### [SOURCE EXTRACT]
══════════
A part of

Issue # 10 Thursday, Jan. 8, 1998

About the Author:

Charles Loyd McIntosh

In 1997 Charles Loyd McIntosh was a news writer for the Talledega Daily Home (www.dailyhome.com). He was a former reporter for The Western Star in Bessemer (a small city west of Birmingham), Alabama, and a former Sports Editor for the Clanton Advertiser. At the time he was writing for the Sideroad, Loyd was pursuing a Masters in English degree at the University of Montevallo, Alabama. An avid sports fan, soccer is Loyd's sport of choice, one he has been known to coach in the recent past.





"In many cases a new publicly funded stadium can be built and maintained in cities where many schools still have no text books, no central heating and metal detectors at the front doors."






"They didn't look at any of the outlying towns with acres of undeveloped land and a wealthier tax base, but decided they would hoist the tax burden on the poorest citizens in the county and maybe the state."



TABLE OF CONTENTS

Football or Public Education?



"People don't want art, they want football" - Ulrich Ruckriem, German sculptor

Continuing our discussion from last week on the scam artists known as sports team owners, we were talking about how the promise of high level professional sports can effectively cause a city or state to put everything on hold to get that domed stadium and Deion Sanders. I think it should come as no surprise that many cities (in America anyway) that have professional sports franchises typically have horrible public school systems and high crime rates.
══════════
### [EXERCISE 1]
Substitute "retractable-roof stadium" for "domed stadium" in the column on football and public education, giving the passage again that begins at the words "Football or Public" and stops after "high crime rates.".
### [EXERCISE 2]
Resume the column on football and public education, writing on from its final sentence.

### [DATA SECTION]
══════════
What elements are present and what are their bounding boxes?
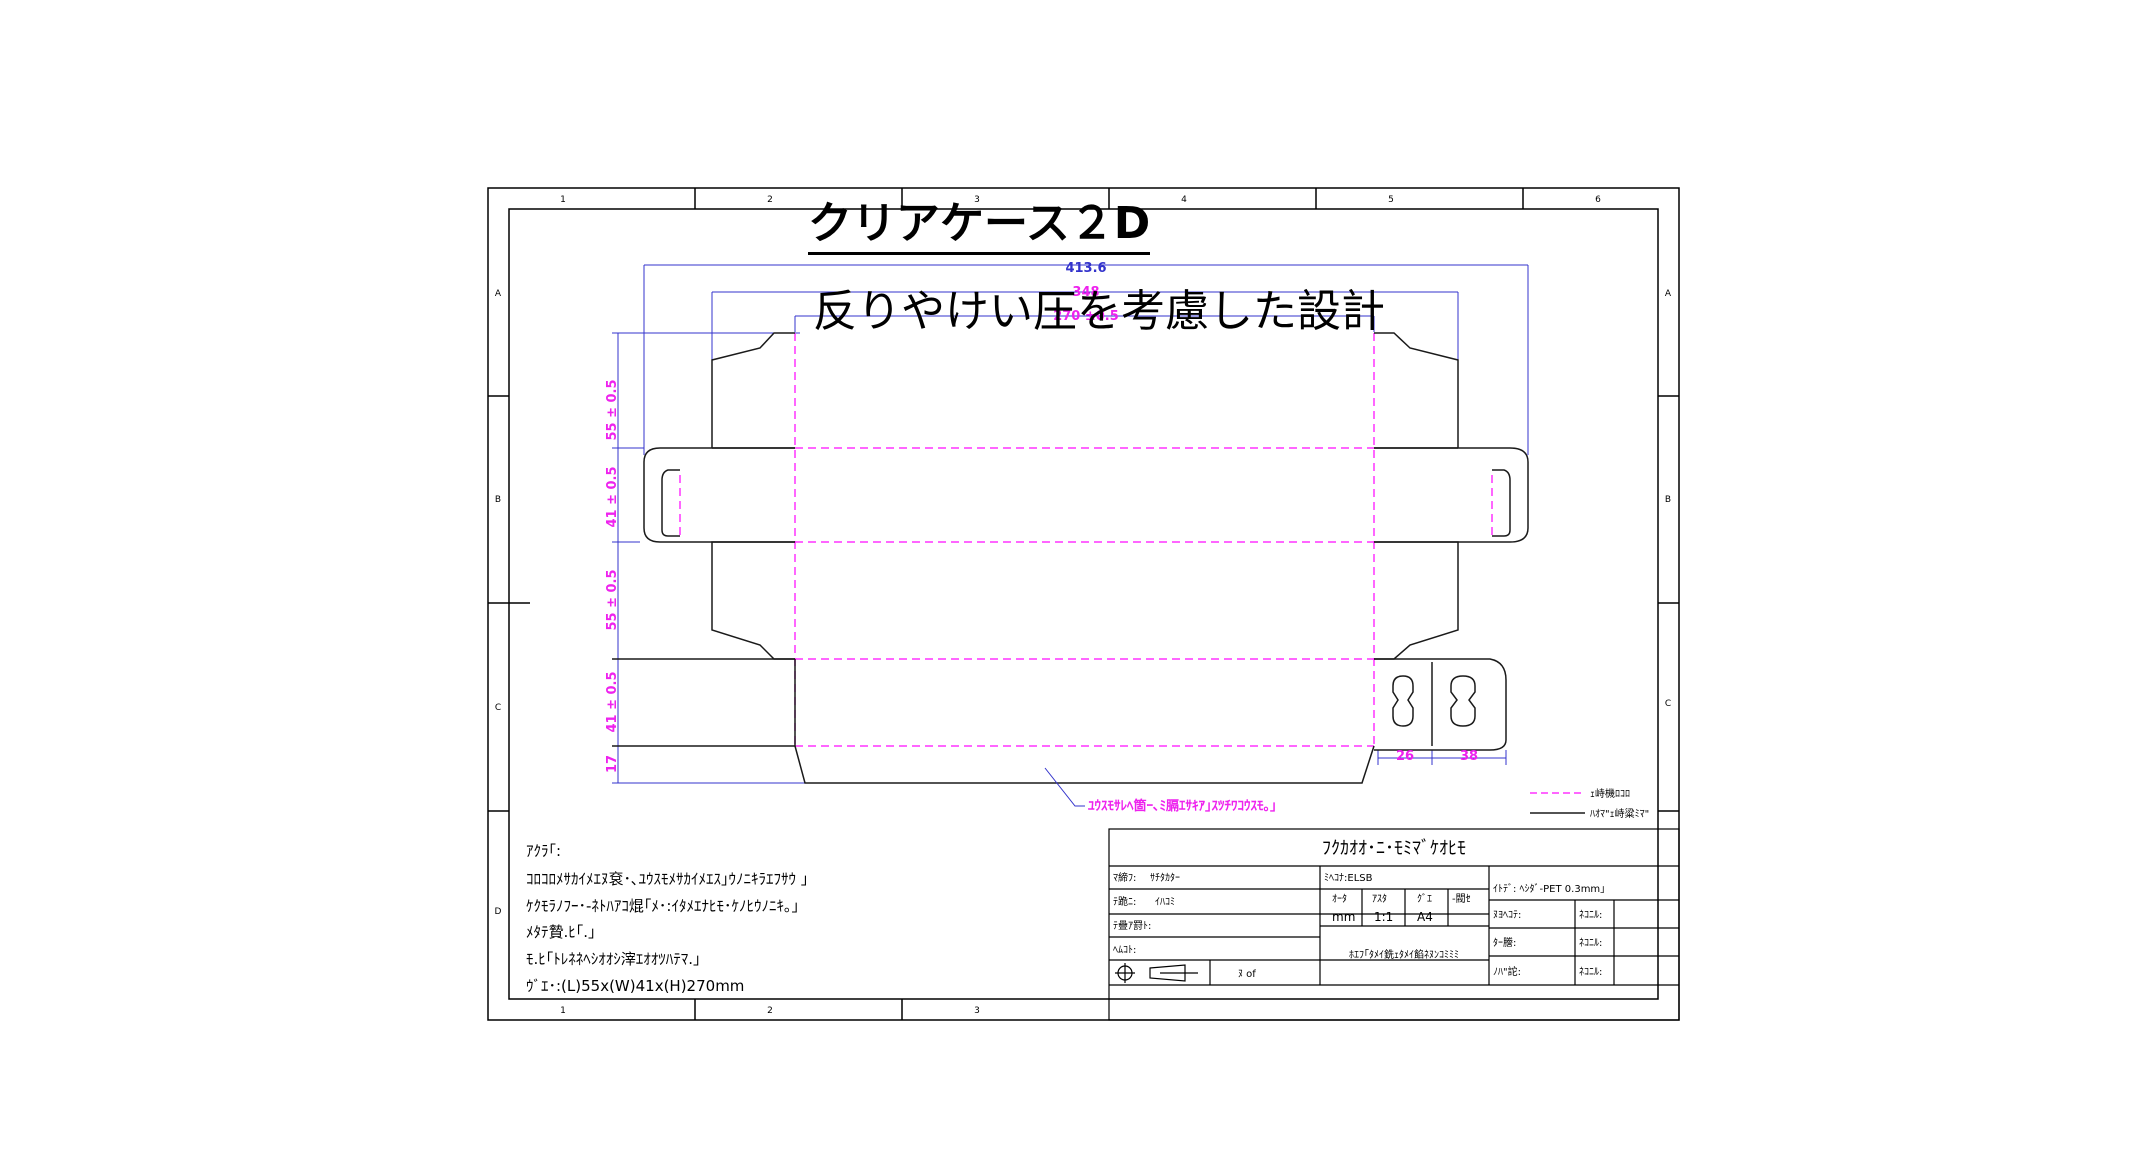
══════════
### [WRITTEN ANSWER 1]
Football or Public Education?



"People don't want art, they want football" - Ulrich Ruckriem, German sculptor

Continuing our discussion from last week on the scam artists known as sports team owners, we were talking about how the promise of high level professional sports can effectively cause a city or state to put everything on hold to get that retractable-roof stadium and Deion Sanders. I think it should come as no surprise that many cities (in America anyway) that have professional sports franchises typically have horrible public school systems and high crime rates.

### [WRITTEN ANSWER 2]
Some examples:

  • Atlanta, the most dangerous city in America in 1996 and home of the Olympic Park bombing
  • Washington DC, bordering on bankruptcy, unable to put roofs on badly dilapidated schools and a convicted drug user in the mayor's office
  • Detroit, MI, for years one of the most dangerous cities in America

Add to that Miami, Los Angeles and New York's struggle with drugs, gang violence and organized crime on a daily basis. . . the list could go on and on.

In many cases a new publicly funded stadium can be built and maintained in cities where many schools still have no text books, no central heating and metal detectors at the front doors. This is one of those dirty little national secrets that seems to slip by us every day. And professional sports leagues continue to expand, dumping new teams in cities growing at a much too rapid rate while owners move their teams to cities willing to shell out millions of dollars for the privilege of going into debt.

The city where I live, Birmingham, Alabama, is beginning to suffer from this metropolitan envy syndrome. The city conducted a study recently to determine where the best location would be for a domed stadium. Birmingham wants to go ahead and build a domed stadium, then try and lure a team to the city. "If you build it, they will come."

What they found was that downtown Birmingham would be the best place, even though residents and businesses have been flocking out of downtown by the dozens over the past 15 years. They didn't look at any of the outlying towns with acres of undeveloped land and a wealthier tax base, but decided they would hoist the tax burden on the poorest citizens in the county and maybe the state.

It should come as no surprise the mayor of Birmingham, Richard Arrington, was a major player in this study, probably because he stands to make a killing if this thing goes through. No wonder downtown Birmingham was the best place for a domed stadium. It's also puzzling why a city that has temperatures no colder that 40 degrees Fahrenheit during most of the winter period should want an indoor stadium.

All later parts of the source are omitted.